(PROVIDED MATERIAL)
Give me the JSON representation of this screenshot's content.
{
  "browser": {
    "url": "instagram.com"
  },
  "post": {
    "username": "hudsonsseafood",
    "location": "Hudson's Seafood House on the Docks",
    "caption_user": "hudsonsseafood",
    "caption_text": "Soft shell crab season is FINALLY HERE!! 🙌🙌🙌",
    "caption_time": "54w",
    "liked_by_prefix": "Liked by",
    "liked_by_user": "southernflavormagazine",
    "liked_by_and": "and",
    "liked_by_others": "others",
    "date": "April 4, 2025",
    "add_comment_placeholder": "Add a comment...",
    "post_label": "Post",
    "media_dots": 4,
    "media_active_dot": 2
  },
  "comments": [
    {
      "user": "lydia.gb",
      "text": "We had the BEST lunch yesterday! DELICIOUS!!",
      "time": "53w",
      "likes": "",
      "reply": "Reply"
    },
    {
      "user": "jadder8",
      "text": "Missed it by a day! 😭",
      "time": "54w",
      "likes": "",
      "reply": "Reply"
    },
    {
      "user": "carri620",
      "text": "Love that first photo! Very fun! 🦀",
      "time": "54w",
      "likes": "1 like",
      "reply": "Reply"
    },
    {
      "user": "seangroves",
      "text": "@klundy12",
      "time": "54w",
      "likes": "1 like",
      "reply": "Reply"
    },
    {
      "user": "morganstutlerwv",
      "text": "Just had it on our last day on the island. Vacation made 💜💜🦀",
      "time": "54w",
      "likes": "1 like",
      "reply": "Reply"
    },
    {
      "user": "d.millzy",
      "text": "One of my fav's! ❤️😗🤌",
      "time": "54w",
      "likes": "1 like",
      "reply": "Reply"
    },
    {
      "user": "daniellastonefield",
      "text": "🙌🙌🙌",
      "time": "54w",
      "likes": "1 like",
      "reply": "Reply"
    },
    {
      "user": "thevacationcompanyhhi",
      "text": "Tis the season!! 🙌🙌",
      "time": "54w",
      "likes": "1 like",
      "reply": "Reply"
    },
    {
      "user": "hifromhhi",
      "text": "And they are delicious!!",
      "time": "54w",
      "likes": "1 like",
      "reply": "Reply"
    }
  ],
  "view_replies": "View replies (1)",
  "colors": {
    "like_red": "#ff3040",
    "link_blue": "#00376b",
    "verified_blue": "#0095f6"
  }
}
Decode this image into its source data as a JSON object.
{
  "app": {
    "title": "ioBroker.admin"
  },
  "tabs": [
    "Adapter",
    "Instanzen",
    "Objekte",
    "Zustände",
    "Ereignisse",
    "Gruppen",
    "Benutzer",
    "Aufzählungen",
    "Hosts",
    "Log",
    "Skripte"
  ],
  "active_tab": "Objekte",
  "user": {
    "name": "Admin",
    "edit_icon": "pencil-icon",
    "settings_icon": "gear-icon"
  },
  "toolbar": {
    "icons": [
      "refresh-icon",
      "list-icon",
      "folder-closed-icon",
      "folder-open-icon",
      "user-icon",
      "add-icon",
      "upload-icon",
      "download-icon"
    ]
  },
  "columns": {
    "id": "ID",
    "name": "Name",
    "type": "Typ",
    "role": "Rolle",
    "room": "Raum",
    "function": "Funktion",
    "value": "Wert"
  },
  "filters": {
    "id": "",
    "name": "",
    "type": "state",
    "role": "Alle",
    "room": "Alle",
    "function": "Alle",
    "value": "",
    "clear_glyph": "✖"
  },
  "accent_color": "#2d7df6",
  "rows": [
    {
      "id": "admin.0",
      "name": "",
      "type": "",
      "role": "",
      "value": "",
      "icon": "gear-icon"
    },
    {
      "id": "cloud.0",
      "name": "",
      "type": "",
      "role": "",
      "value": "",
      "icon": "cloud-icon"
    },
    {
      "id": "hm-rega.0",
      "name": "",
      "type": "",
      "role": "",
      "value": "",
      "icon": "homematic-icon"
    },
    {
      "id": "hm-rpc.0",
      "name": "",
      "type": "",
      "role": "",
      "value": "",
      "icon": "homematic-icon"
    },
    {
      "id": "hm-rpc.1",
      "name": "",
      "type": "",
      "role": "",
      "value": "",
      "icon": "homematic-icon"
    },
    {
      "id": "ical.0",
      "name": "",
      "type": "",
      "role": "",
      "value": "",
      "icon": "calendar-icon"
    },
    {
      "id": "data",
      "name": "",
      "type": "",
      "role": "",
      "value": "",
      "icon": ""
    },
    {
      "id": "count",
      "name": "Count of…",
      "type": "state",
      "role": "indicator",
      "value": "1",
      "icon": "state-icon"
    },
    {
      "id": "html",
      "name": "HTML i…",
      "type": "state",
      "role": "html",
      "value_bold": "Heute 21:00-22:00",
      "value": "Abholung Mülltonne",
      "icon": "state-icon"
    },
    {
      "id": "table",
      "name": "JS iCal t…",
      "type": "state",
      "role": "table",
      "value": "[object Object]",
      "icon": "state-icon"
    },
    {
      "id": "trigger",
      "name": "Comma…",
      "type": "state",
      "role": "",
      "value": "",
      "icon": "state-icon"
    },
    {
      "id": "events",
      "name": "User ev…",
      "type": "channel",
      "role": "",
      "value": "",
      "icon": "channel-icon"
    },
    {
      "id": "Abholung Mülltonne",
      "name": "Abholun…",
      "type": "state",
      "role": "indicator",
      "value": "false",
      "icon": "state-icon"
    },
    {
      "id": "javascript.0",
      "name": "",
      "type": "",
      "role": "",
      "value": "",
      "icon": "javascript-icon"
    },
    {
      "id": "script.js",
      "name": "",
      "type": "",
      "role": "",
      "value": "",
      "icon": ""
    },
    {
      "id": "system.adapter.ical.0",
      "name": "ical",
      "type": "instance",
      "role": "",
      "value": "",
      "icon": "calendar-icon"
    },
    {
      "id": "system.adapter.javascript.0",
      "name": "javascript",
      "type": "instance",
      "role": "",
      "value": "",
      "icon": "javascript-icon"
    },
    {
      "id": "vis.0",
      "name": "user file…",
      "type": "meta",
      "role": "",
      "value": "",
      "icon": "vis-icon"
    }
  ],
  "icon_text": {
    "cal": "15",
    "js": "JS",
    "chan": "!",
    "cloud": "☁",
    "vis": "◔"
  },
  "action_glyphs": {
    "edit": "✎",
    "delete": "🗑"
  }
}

(TASK BRIEF) Output all of the data again, exactly.

(WRITTEN ANSWER)
Give me the JSON representation of this screenshot's content.
{
  "browser": {
    "url": "instagram.com"
  },
  "post": {
    "username": "hudsonsseafood",
    "location": "Hudson's Seafood House on the Docks",
    "caption_user": "hudsonsseafood",
    "caption_text": "Soft shell crab season is FINALLY HERE!! 🙌🙌🙌",
    "caption_time": "54w",
    "liked_by_prefix": "Liked by",
    "liked_by_user": "southernflavormagazine",
    "liked_by_and": "and",
    "liked_by_others": "others",
    "date": "April 4, 2025",
    "add_comment_placeholder": "Add a comment...",
    "post_label": "Post",
    "media_dots": 4,
    "media_active_dot": 2
  },
  "comments": [
    {
      "user": "lydia.gb",
      "text": "We had the BEST lunch yesterday! DELICIOUS!!",
      "time": "53w",
      "likes": "",
      "reply": "Reply"
    },
    {
      "user": "jadder8",
      "text": "Missed it by a day! 😭",
      "time": "54w",
      "likes": "",
      "reply": "Reply"
    },
    {
      "user": "carri620",
      "text": "Love that first photo! Very fun! 🦀",
      "time": "54w",
      "likes": "1 like",
      "reply": "Reply"
    },
    {
      "user": "seangroves",
      "text": "@klundy12",
      "time": "54w",
      "likes": "1 like",
      "reply": "Reply"
    },
    {
      "user": "morganstutlerwv",
      "text": "Just had it on our last day on the island. Vacation made 💜💜🦀",
      "time": "54w",
      "likes": "1 like",
      "reply": "Reply"
    },
    {
      "user": "d.millzy",
      "text": "One of my fav's! ❤️😗🤌",
      "time": "54w",
      "likes": "1 like",
      "reply": "Reply"
    },
    {
      "user": "daniellastonefield",
      "text": "🙌🙌🙌",
      "time": "54w",
      "likes": "1 like",
      "reply": "Reply"
    },
    {
      "user": "thevacationcompanyhhi",
      "text": "Tis the season!! 🙌🙌",
      "time": "54w",
      "likes": "1 like",
      "reply": "Reply"
    },
    {
      "user": "hifromhhi",
      "text": "And they are delicious!!",
      "time": "54w",
      "likes": "1 like",
      "reply": "Reply"
    }
  ],
  "view_replies": "View replies (1)",
  "colors": {
    "like_red": "#ff3040",
    "link_blue": "#00376b",
    "verified_blue": "#0095f6"
  }
}
Decode this image into its source data as a JSON object.
{
  "app": {
    "title": "ioBroker.admin"
  },
  "tabs": [
    "Adapter",
    "Instanzen",
    "Objekte",
    "Zustände",
    "Ereignisse",
    "Gruppen",
    "Benutzer",
    "Aufzählungen",
    "Hosts",
    "Log",
    "Skripte"
  ],
  "active_tab": "Objekte",
  "user": {
    "name": "Admin",
    "edit_icon": "pencil-icon",
    "settings_icon": "gear-icon"
  },
  "toolbar": {
    "icons": [
      "refresh-icon",
      "list-icon",
      "folder-closed-icon",
      "folder-open-icon",
      "user-icon",
      "add-icon",
      "upload-icon",
      "download-icon"
    ]
  },
  "columns": {
    "id": "ID",
    "name": "Name",
    "type": "Typ",
    "role": "Rolle",
    "room": "Raum",
    "function": "Funktion",
    "value": "Wert"
  },
  "filters": {
    "id": "",
    "name": "",
    "type": "state",
    "role": "Alle",
    "room": "Alle",
    "function": "Alle",
    "value": "",
    "clear_glyph": "✖"
  },
  "accent_color": "#2d7df6",
  "rows": [
    {
      "id": "admin.0",
      "name": "",
      "type": "",
      "role": "",
      "value": "",
      "icon": "gear-icon"
    },
    {
      "id": "cloud.0",
      "name": "",
      "type": "",
      "role": "",
      "value": "",
      "icon": "cloud-icon"
    },
    {
      "id": "hm-rega.0",
      "name": "",
      "type": "",
      "role": "",
      "value": "",
      "icon": "homematic-icon"
    },
    {
      "id": "hm-rpc.0",
      "name": "",
      "type": "",
      "role": "",
      "value": "",
      "icon": "homematic-icon"
    },
    {
      "id": "hm-rpc.1",
      "name": "",
      "type": "",
      "role": "",
      "value": "",
      "icon": "homematic-icon"
    },
    {
      "id": "ical.0",
      "name": "",
      "type": "",
      "role": "",
      "value": "",
      "icon": "calendar-icon"
    },
    {
      "id": "data",
      "name": "",
      "type": "",
      "role": "",
      "value": "",
      "icon": ""
    },
    {
      "id": "count",
      "name": "Count of…",
      "type": "state",
      "role": "indicator",
      "value": "1",
      "icon": "state-icon"
    },
    {
      "id": "html",
      "name": "HTML i…",
      "type": "state",
      "role": "html",
      "value_bold": "Heute 21:00-22:00",
      "value": "Abholung Mülltonne",
      "icon": "state-icon"
    },
    {
      "id": "table",
      "name": "JS iCal t…",
      "type": "state",
      "role": "table",
      "value": "[object Object]",
      "icon": "state-icon"
    },
    {
      "id": "trigger",
      "name": "Comma…",
      "type": "state",
      "role": "",
      "value": "",
      "icon": "state-icon"
    },
    {
      "id": "events",
      "name": "User ev…",
      "type": "channel",
      "role": "",
      "value": "",
      "icon": "channel-icon"
    },
    {
      "id": "Abholung Mülltonne",
      "name": "Abholun…",
      "type": "state",
      "role": "indicator",
      "value": "false",
      "icon": "state-icon"
    },
    {
      "id": "javascript.0",
      "name": "",
      "type": "",
      "role": "",
      "value": "",
      "icon": "javascript-icon"
    },
    {
      "id": "script.js",
      "name": "",
      "type": "",
      "role": "",
      "value": "",
      "icon": ""
    },
    {
      "id": "system.adapter.ical.0",
      "name": "ical",
      "type": "instance",
      "role": "",
      "value": "",
      "icon": "calendar-icon"
    },
    {
      "id": "system.adapter.javascript.0",
      "name": "javascript",
      "type": "instance",
      "role": "",
      "value": "",
      "icon": "javascript-icon"
    },
    {
      "id": "vis.0",
      "name": "user file…",
      "type": "meta",
      "role": "",
      "value": "",
      "icon": "vis-icon"
    }
  ],
  "icon_text": {
    "cal": "15",
    "js": "JS",
    "chan": "!",
    "cloud": "☁",
    "vis": "◔"
  },
  "action_glyphs": {
    "edit": "✎",
    "delete": "🗑"
  }
}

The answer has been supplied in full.